> Directions
Could you copy out every one of the following records word for word, keeping their order and line breaks unchanged?
=-=-=
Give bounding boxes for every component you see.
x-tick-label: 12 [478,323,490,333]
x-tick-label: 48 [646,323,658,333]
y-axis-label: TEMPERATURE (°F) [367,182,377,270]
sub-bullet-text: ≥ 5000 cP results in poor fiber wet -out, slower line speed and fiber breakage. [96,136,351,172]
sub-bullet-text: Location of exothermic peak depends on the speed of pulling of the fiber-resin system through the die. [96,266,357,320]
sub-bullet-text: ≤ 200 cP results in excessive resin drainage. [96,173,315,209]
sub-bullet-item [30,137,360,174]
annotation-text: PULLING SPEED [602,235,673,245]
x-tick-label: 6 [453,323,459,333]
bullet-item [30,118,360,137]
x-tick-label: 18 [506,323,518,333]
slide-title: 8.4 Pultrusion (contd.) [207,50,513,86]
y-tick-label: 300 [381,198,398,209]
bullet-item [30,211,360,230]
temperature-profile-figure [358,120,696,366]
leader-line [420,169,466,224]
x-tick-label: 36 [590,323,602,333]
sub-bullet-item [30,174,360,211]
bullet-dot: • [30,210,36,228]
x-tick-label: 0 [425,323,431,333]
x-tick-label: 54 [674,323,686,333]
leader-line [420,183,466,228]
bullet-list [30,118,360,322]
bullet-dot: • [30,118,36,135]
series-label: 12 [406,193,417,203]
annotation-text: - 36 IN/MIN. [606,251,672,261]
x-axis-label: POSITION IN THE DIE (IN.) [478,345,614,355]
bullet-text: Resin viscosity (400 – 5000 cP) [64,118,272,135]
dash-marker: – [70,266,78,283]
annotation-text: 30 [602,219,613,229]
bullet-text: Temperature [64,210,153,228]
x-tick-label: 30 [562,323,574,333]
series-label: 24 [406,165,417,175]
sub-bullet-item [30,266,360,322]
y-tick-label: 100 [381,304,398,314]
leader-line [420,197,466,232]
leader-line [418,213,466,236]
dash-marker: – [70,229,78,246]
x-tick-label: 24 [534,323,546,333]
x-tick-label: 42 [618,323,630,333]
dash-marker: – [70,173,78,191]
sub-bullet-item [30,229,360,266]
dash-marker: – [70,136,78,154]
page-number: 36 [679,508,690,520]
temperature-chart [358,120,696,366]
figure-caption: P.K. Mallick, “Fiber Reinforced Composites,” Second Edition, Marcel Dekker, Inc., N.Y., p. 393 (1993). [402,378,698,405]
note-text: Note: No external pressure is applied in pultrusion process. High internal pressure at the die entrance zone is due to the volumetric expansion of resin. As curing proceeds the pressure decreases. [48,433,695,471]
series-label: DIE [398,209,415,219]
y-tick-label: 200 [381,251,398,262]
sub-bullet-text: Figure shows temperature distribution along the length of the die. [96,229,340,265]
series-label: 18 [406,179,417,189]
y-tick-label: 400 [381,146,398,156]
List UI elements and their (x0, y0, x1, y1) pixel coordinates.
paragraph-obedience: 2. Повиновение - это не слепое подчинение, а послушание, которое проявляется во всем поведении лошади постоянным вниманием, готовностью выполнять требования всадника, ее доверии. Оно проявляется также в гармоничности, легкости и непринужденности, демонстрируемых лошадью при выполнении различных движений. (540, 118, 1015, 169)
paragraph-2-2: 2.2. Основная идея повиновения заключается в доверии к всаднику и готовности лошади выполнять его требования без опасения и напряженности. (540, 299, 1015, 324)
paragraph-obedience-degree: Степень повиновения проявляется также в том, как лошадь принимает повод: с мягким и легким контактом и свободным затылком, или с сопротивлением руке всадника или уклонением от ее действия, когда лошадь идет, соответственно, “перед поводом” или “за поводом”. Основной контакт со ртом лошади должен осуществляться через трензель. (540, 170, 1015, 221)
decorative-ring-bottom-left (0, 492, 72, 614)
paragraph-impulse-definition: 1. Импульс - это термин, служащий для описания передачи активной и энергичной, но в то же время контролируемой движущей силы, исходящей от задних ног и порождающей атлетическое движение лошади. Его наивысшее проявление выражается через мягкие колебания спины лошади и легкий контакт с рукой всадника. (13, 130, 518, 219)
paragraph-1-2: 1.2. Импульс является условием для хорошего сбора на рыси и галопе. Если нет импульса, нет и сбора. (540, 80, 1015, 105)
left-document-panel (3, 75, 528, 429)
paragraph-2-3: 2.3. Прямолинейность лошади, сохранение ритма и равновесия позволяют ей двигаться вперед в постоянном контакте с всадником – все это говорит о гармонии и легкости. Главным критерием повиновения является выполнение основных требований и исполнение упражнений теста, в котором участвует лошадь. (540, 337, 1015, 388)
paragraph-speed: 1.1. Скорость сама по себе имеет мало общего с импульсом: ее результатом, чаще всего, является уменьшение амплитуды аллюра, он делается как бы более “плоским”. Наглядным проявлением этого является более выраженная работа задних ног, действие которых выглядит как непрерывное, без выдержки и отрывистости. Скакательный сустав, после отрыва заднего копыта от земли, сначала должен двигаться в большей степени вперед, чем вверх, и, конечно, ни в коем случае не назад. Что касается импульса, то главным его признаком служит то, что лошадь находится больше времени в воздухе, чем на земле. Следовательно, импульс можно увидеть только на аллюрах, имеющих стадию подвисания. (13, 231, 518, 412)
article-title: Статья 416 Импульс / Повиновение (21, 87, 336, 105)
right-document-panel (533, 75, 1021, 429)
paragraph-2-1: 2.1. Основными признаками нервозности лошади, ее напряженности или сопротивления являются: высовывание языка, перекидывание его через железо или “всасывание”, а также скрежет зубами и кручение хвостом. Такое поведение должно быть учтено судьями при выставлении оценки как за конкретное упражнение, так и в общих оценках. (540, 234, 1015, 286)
=-=-=
> Finished answer
Give bounding boxes for every component you see.
x-tick-label: 12 [478,323,490,333]
x-tick-label: 48 [646,323,658,333]
y-axis-label: TEMPERATURE (°F) [367,182,377,270]
sub-bullet-text: ≥ 5000 cP results in poor fiber wet -out, slower line speed and fiber breakage. [96,136,351,172]
sub-bullet-text: Location of exothermic peak depends on the speed of pulling of the fiber-resin system through the die. [96,266,357,320]
sub-bullet-text: ≤ 200 cP results in excessive resin drainage. [96,173,315,209]
sub-bullet-item [30,137,360,174]
annotation-text: PULLING SPEED [602,235,673,245]
x-tick-label: 6 [453,323,459,333]
bullet-item [30,118,360,137]
x-tick-label: 18 [506,323,518,333]
slide-title: 8.4 Pultrusion (contd.) [207,50,513,86]
y-tick-label: 300 [381,198,398,209]
bullet-item [30,211,360,230]
temperature-profile-figure [358,120,696,366]
leader-line [420,169,466,224]
x-tick-label: 36 [590,323,602,333]
sub-bullet-item [30,174,360,211]
bullet-dot: • [30,210,36,228]
x-tick-label: 0 [425,323,431,333]
x-tick-label: 54 [674,323,686,333]
leader-line [420,183,466,228]
bullet-list [30,118,360,322]
bullet-dot: • [30,118,36,135]
series-label: 12 [406,193,417,203]
annotation-text: - 36 IN/MIN. [606,251,672,261]
x-axis-label: POSITION IN THE DIE (IN.) [478,345,614,355]
bullet-text: Resin viscosity (400 – 5000 cP) [64,118,272,135]
dash-marker: – [70,266,78,283]
annotation-text: 30 [602,219,613,229]
bullet-text: Temperature [64,210,153,228]
x-tick-label: 30 [562,323,574,333]
series-label: 24 [406,165,417,175]
sub-bullet-item [30,266,360,322]
y-tick-label: 100 [381,304,398,314]
leader-line [420,197,466,232]
leader-line [418,213,466,236]
dash-marker: – [70,229,78,246]
x-tick-label: 24 [534,323,546,333]
x-tick-label: 42 [618,323,630,333]
dash-marker: – [70,173,78,191]
sub-bullet-item [30,229,360,266]
dash-marker: – [70,136,78,154]
page-number: 36 [679,508,690,520]
temperature-chart [358,120,696,366]
figure-caption: P.K. Mallick, “Fiber Reinforced Composites,” Second Edition, Marcel Dekker, Inc., N.Y., p. 393 (1993). [402,378,698,405]
note-text: Note: No external pressure is applied in pultrusion process. High internal pressure at the die entrance zone is due to the volumetric expansion of resin. As curing proceeds the pressure decreases. [48,433,695,471]
series-label: DIE [398,209,415,219]
y-tick-label: 200 [381,251,398,262]
sub-bullet-text: Figure shows temperature distribution along the length of the die. [96,229,340,265]
series-label: 18 [406,179,417,189]
y-tick-label: 400 [381,146,398,156]
List UI elements and their (x0, y0, x1, y1) pixel coordinates.
paragraph-obedience: 2. Повиновение - это не слепое подчинение, а послушание, которое проявляется во всем поведении лошади постоянным вниманием, готовностью выполнять требования всадника, ее доверии. Оно проявляется также в гармоничности, легкости и непринужденности, демонстрируемых лошадью при выполнении различных движений. (540, 118, 1015, 169)
paragraph-2-2: 2.2. Основная идея повиновения заключается в доверии к всаднику и готовности лошади выполнять его требования без опасения и напряженности. (540, 299, 1015, 324)
paragraph-obedience-degree: Степень повиновения проявляется также в том, как лошадь принимает повод: с мягким и легким контактом и свободным затылком, или с сопротивлением руке всадника или уклонением от ее действия, когда лошадь идет, соответственно, “перед поводом” или “за поводом”. Основной контакт со ртом лошади должен осуществляться через трензель. (540, 170, 1015, 221)
decorative-ring-bottom-left (0, 492, 72, 614)
paragraph-impulse-definition: 1. Импульс - это термин, служащий для описания передачи активной и энергичной, но в то же время контролируемой движущей силы, исходящей от задних ног и порождающей атлетическое движение лошади. Его наивысшее проявление выражается через мягкие колебания спины лошади и легкий контакт с рукой всадника. (13, 130, 518, 219)
paragraph-1-2: 1.2. Импульс является условием для хорошего сбора на рыси и галопе. Если нет импульса, нет и сбора. (540, 80, 1015, 105)
left-document-panel (3, 75, 528, 429)
paragraph-2-3: 2.3. Прямолинейность лошади, сохранение ритма и равновесия позволяют ей двигаться вперед в постоянном контакте с всадником – все это говорит о гармонии и легкости. Главным критерием повиновения является выполнение основных требований и исполнение упражнений теста, в котором участвует лошадь. (540, 337, 1015, 388)
paragraph-speed: 1.1. Скорость сама по себе имеет мало общего с импульсом: ее результатом, чаще всего, является уменьшение амплитуды аллюра, он делается как бы более “плоским”. Наглядным проявлением этого является более выраженная работа задних ног, действие которых выглядит как непрерывное, без выдержки и отрывистости. Скакательный сустав, после отрыва заднего копыта от земли, сначала должен двигаться в большей степени вперед, чем вверх, и, конечно, ни в коем случае не назад. Что касается импульса, то главным его признаком служит то, что лошадь находится больше времени в воздухе, чем на земле. Следовательно, импульс можно увидеть только на аллюрах, имеющих стадию подвисания. (13, 231, 518, 412)
article-title: Статья 416 Импульс / Повиновение (21, 87, 336, 105)
right-document-panel (533, 75, 1021, 429)
paragraph-2-1: 2.1. Основными признаками нервозности лошади, ее напряженности или сопротивления являются: высовывание языка, перекидывание его через железо или “всасывание”, а также скрежет зубами и кручение хвостом. Такое поведение должно быть учтено судьями при выставлении оценки как за конкретное упражнение, так и в общих оценках. (540, 234, 1015, 286)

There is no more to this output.